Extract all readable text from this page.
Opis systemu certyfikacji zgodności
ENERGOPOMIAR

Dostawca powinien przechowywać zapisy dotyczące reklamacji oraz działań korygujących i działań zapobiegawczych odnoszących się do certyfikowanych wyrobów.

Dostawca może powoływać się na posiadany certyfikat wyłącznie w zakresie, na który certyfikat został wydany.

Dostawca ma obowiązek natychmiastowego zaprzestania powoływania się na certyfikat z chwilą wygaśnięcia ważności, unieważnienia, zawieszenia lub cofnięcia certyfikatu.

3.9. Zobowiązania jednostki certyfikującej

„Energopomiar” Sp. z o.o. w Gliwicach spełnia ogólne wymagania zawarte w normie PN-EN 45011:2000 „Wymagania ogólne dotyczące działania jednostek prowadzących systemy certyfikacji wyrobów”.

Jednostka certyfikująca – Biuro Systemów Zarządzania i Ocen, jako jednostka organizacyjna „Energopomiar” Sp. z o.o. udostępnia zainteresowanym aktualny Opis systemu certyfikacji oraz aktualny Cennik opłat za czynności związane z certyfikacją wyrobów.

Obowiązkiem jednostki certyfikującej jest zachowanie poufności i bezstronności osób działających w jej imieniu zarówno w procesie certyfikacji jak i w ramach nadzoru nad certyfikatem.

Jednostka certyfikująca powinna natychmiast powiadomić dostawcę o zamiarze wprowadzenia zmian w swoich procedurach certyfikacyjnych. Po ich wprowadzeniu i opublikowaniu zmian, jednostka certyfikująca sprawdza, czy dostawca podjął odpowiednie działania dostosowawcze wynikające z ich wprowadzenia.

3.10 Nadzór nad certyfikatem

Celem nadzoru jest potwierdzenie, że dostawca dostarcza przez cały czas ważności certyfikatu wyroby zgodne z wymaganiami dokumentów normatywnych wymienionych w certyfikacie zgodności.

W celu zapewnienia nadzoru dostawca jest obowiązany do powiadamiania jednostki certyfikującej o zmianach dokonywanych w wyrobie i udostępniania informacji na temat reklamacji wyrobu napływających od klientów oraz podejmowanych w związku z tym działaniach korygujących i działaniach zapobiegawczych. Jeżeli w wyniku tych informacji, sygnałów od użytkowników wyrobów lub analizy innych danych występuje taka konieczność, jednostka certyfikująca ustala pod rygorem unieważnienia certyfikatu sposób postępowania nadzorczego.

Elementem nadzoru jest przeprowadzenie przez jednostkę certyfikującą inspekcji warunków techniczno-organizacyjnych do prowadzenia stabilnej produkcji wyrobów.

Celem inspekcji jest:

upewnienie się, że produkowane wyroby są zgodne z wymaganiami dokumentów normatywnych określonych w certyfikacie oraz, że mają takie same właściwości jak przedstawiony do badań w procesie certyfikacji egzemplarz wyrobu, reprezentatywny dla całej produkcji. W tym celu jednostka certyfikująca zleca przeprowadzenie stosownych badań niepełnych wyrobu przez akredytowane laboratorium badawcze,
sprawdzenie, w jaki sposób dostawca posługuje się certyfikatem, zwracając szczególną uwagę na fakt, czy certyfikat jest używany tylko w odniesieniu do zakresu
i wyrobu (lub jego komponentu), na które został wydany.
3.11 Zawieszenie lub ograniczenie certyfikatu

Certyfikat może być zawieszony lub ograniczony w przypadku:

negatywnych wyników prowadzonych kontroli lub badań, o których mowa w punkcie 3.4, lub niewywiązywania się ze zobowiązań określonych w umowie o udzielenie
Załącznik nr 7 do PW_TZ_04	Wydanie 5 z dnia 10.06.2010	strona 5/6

--

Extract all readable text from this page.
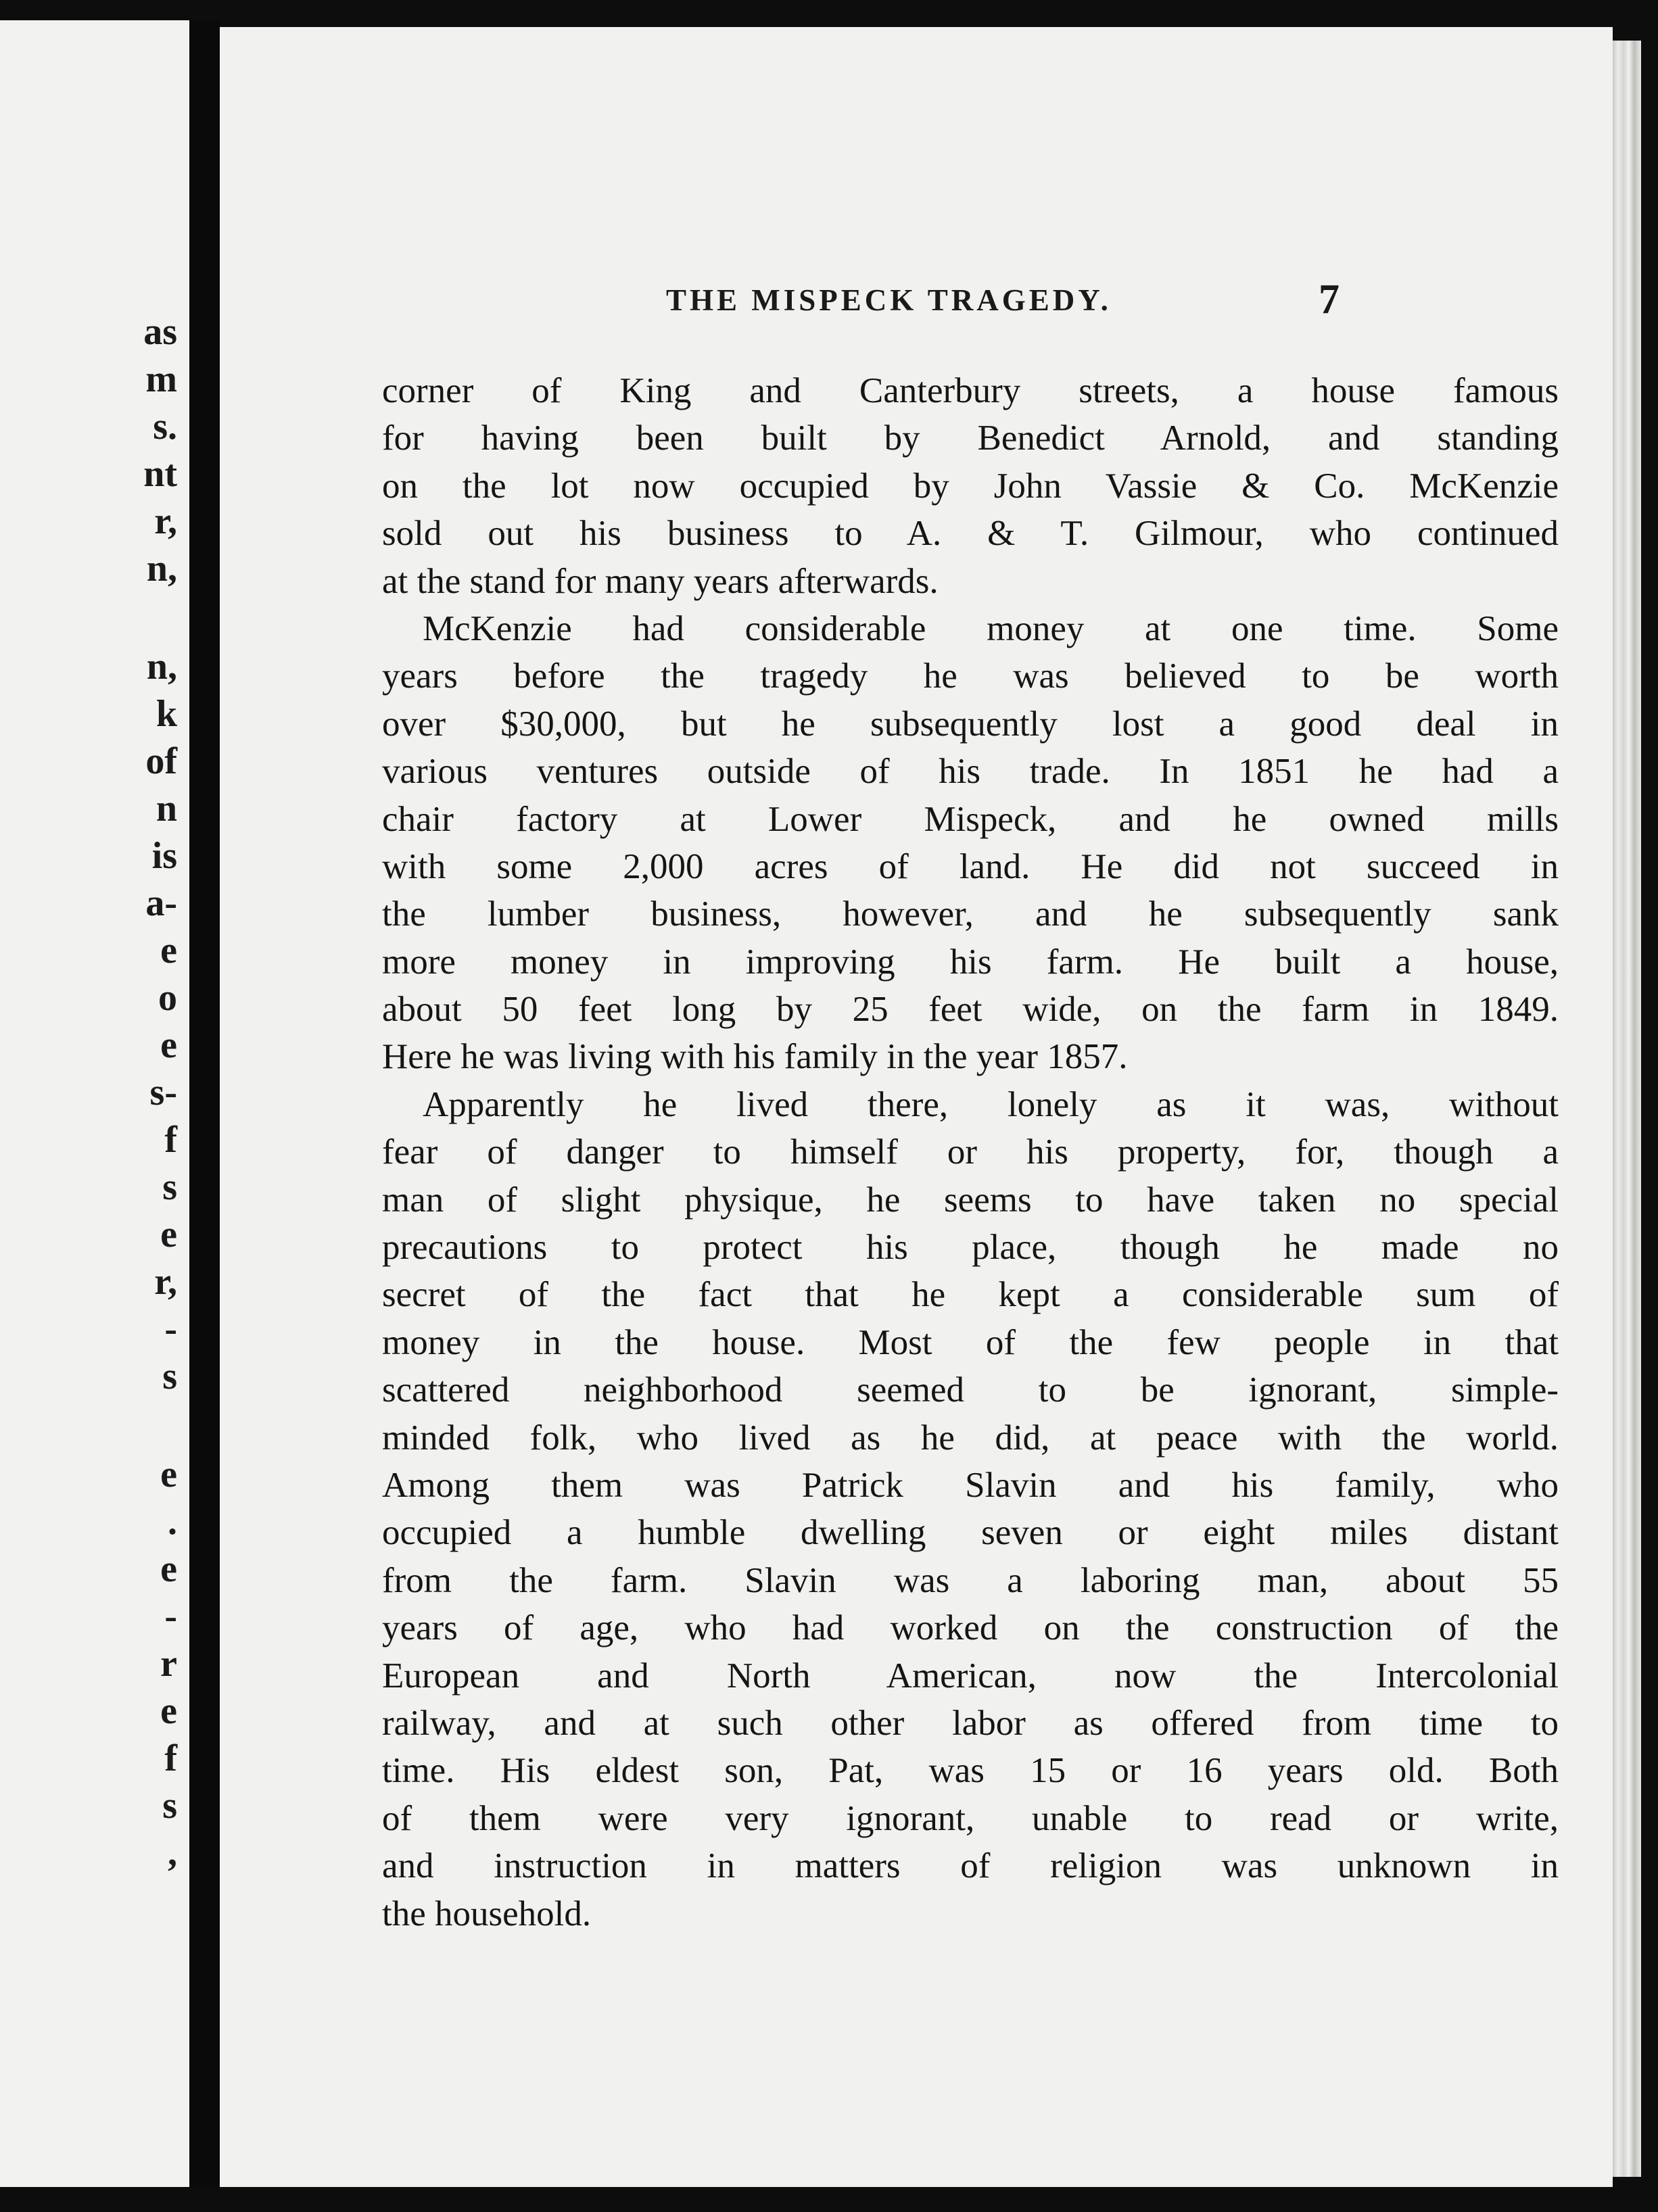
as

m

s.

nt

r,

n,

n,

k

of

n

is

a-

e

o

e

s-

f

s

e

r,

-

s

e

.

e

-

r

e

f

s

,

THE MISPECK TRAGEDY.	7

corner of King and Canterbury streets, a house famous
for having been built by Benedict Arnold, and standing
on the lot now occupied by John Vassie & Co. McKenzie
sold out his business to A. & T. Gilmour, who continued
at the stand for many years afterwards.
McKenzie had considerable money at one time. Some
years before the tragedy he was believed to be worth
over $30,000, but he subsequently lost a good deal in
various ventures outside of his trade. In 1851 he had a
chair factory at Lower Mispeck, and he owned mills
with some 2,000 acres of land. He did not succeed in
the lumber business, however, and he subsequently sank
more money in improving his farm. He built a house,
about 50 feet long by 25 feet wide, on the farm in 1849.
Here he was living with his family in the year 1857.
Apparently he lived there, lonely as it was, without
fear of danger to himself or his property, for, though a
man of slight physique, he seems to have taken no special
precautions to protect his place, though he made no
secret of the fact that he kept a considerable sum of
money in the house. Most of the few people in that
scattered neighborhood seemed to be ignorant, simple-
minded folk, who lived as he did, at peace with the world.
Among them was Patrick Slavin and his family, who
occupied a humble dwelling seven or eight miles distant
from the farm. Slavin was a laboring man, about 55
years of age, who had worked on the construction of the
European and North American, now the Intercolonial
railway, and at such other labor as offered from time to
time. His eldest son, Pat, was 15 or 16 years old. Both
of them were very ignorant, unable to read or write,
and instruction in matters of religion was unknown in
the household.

* _EXERCISE PROMPT_
Select the lines from the entries that include the word "certyfikatem".

* _SOLUTION TO THE PROBLEM_
Obowiązkiem jednostki certyfikującej jest zachowanie poufności i bezstronności osób działających w jej imieniu zarówno w procesie certyfikacji jak i w ramach nadzoru nad certyfikatem.
3.10 Nadzór nad certyfikatem
sprawdzenie, w jaki sposób dostawca posługuje się certyfikatem, zwracając szczególną uwagę na fakt, czy certyfikat jest używany tylko w odniesieniu do zakresu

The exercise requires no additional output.